Reproduce the records below in their entirety, character for character.

__Data rows__.
%%
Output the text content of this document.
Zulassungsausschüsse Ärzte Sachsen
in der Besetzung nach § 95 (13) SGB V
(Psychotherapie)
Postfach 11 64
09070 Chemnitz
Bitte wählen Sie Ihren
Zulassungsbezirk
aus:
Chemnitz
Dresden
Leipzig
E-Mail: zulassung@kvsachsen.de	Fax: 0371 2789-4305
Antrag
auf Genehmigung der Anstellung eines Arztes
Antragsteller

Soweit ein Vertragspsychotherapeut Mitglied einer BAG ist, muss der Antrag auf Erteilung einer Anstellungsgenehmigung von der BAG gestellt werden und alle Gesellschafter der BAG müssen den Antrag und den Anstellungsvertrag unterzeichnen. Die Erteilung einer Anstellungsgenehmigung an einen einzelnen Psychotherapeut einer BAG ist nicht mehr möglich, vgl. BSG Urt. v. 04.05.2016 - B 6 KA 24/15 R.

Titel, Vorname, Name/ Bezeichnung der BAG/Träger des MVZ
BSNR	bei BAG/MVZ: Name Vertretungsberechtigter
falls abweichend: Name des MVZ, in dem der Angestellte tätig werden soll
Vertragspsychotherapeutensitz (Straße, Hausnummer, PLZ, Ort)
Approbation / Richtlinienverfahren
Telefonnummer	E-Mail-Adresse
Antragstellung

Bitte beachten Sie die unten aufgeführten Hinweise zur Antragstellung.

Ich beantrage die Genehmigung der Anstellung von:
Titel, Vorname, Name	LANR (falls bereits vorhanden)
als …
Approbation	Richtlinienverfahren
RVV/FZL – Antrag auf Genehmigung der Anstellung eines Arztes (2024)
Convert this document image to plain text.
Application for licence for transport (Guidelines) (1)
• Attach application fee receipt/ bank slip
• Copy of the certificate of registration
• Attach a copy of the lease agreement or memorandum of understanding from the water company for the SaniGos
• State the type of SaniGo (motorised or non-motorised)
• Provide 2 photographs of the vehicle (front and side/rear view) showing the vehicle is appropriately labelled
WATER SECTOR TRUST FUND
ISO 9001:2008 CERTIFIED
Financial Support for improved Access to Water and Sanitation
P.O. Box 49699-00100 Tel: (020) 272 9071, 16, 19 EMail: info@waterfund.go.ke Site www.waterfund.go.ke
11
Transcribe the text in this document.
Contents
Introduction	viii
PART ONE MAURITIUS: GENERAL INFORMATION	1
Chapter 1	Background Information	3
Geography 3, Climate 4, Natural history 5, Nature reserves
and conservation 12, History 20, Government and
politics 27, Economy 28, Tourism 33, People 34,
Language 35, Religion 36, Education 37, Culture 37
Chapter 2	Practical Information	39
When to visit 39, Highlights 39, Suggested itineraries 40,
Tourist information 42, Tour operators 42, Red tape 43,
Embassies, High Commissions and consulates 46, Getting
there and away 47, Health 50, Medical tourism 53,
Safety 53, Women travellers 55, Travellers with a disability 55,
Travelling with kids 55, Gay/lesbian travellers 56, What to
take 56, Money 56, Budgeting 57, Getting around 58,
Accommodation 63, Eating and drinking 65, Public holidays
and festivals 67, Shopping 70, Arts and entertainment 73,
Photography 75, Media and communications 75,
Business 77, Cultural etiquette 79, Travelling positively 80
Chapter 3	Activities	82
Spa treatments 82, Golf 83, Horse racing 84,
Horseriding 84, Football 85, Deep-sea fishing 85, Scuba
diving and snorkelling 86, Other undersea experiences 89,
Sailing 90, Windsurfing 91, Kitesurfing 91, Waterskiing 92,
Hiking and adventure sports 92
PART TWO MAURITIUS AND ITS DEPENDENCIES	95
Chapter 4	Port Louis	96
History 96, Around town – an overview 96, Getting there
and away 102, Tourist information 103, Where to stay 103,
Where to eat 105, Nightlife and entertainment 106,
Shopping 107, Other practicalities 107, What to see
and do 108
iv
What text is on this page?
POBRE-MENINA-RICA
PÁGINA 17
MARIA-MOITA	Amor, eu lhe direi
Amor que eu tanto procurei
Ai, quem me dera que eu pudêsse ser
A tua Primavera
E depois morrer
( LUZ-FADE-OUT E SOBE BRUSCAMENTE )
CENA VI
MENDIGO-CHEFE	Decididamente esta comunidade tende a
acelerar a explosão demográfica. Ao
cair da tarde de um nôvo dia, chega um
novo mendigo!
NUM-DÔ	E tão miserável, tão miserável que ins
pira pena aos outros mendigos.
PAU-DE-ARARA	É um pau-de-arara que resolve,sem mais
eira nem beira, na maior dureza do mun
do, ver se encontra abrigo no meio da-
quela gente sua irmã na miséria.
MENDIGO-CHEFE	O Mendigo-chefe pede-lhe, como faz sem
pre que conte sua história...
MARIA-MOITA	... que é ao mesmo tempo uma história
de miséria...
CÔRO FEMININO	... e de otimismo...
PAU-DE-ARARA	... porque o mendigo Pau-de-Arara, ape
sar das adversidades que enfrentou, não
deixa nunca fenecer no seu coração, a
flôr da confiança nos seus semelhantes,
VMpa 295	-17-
%%
__Task output__.
Output the text content of this document.
Zulassungsausschüsse Ärzte Sachsen
in der Besetzung nach § 95 (13) SGB V
(Psychotherapie)
Postfach 11 64
09070 Chemnitz
Bitte wählen Sie Ihren
Zulassungsbezirk
aus:
Chemnitz
Dresden
Leipzig
E-Mail: zulassung@kvsachsen.de	Fax: 0371 2789-4305
Antrag
auf Genehmigung der Anstellung eines Arztes
Antragsteller

Soweit ein Vertragspsychotherapeut Mitglied einer BAG ist, muss der Antrag auf Erteilung einer Anstellungsgenehmigung von der BAG gestellt werden und alle Gesellschafter der BAG müssen den Antrag und den Anstellungsvertrag unterzeichnen. Die Erteilung einer Anstellungsgenehmigung an einen einzelnen Psychotherapeut einer BAG ist nicht mehr möglich, vgl. BSG Urt. v. 04.05.2016 - B 6 KA 24/15 R.

Titel, Vorname, Name/ Bezeichnung der BAG/Träger des MVZ
BSNR	bei BAG/MVZ: Name Vertretungsberechtigter
falls abweichend: Name des MVZ, in dem der Angestellte tätig werden soll
Vertragspsychotherapeutensitz (Straße, Hausnummer, PLZ, Ort)
Approbation / Richtlinienverfahren
Telefonnummer	E-Mail-Adresse
Antragstellung

Bitte beachten Sie die unten aufgeführten Hinweise zur Antragstellung.

Ich beantrage die Genehmigung der Anstellung von:
Titel, Vorname, Name	LANR (falls bereits vorhanden)
als …
Approbation	Richtlinienverfahren
RVV/FZL – Antrag auf Genehmigung der Anstellung eines Arztes (2024)
Convert this document image to plain text.
Application for licence for transport (Guidelines) (1)
• Attach application fee receipt/ bank slip
• Copy of the certificate of registration
• Attach a copy of the lease agreement or memorandum of understanding from the water company for the SaniGos
• State the type of SaniGo (motorised or non-motorised)
• Provide 2 photographs of the vehicle (front and side/rear view) showing the vehicle is appropriately labelled
WATER SECTOR TRUST FUND
ISO 9001:2008 CERTIFIED
Financial Support for improved Access to Water and Sanitation
P.O. Box 49699-00100 Tel: (020) 272 9071, 16, 19 EMail: info@waterfund.go.ke Site www.waterfund.go.ke
11
Transcribe the text in this document.
Contents
Introduction	viii
PART ONE MAURITIUS: GENERAL INFORMATION	1
Chapter 1	Background Information	3
Geography 3, Climate 4, Natural history 5, Nature reserves
and conservation 12, History 20, Government and
politics 27, Economy 28, Tourism 33, People 34,
Language 35, Religion 36, Education 37, Culture 37
Chapter 2	Practical Information	39
When to visit 39, Highlights 39, Suggested itineraries 40,
Tourist information 42, Tour operators 42, Red tape 43,
Embassies, High Commissions and consulates 46, Getting
there and away 47, Health 50, Medical tourism 53,
Safety 53, Women travellers 55, Travellers with a disability 55,
Travelling with kids 55, Gay/lesbian travellers 56, What to
take 56, Money 56, Budgeting 57, Getting around 58,
Accommodation 63, Eating and drinking 65, Public holidays
and festivals 67, Shopping 70, Arts and entertainment 73,
Photography 75, Media and communications 75,
Business 77, Cultural etiquette 79, Travelling positively 80
Chapter 3	Activities	82
Spa treatments 82, Golf 83, Horse racing 84,
Horseriding 84, Football 85, Deep-sea fishing 85, Scuba
diving and snorkelling 86, Other undersea experiences 89,
Sailing 90, Windsurfing 91, Kitesurfing 91, Waterskiing 92,
Hiking and adventure sports 92
PART TWO MAURITIUS AND ITS DEPENDENCIES	95
Chapter 4	Port Louis	96
History 96, Around town – an overview 96, Getting there
and away 102, Tourist information 103, Where to stay 103,
Where to eat 105, Nightlife and entertainment 106,
Shopping 107, Other practicalities 107, What to see
and do 108
iv
What text is on this page?
POBRE-MENINA-RICA
PÁGINA 17
MARIA-MOITA	Amor, eu lhe direi
Amor que eu tanto procurei
Ai, quem me dera que eu pudêsse ser
A tua Primavera
E depois morrer
( LUZ-FADE-OUT E SOBE BRUSCAMENTE )
CENA VI
MENDIGO-CHEFE	Decididamente esta comunidade tende a
acelerar a explosão demográfica. Ao
cair da tarde de um nôvo dia, chega um
novo mendigo!
NUM-DÔ	E tão miserável, tão miserável que ins
pira pena aos outros mendigos.
PAU-DE-ARARA	É um pau-de-arara que resolve,sem mais
eira nem beira, na maior dureza do mun
do, ver se encontra abrigo no meio da-
quela gente sua irmã na miséria.
MENDIGO-CHEFE	O Mendigo-chefe pede-lhe, como faz sem
pre que conte sua história...
MARIA-MOITA	... que é ao mesmo tempo uma história
de miséria...
CÔRO FEMININO	... e de otimismo...
PAU-DE-ARARA	... porque o mendigo Pau-de-Arara, ape
sar das adversidades que enfrentou, não
deixa nunca fenecer no seu coração, a
flôr da confiança nos seus semelhantes,
VMpa 295	-17-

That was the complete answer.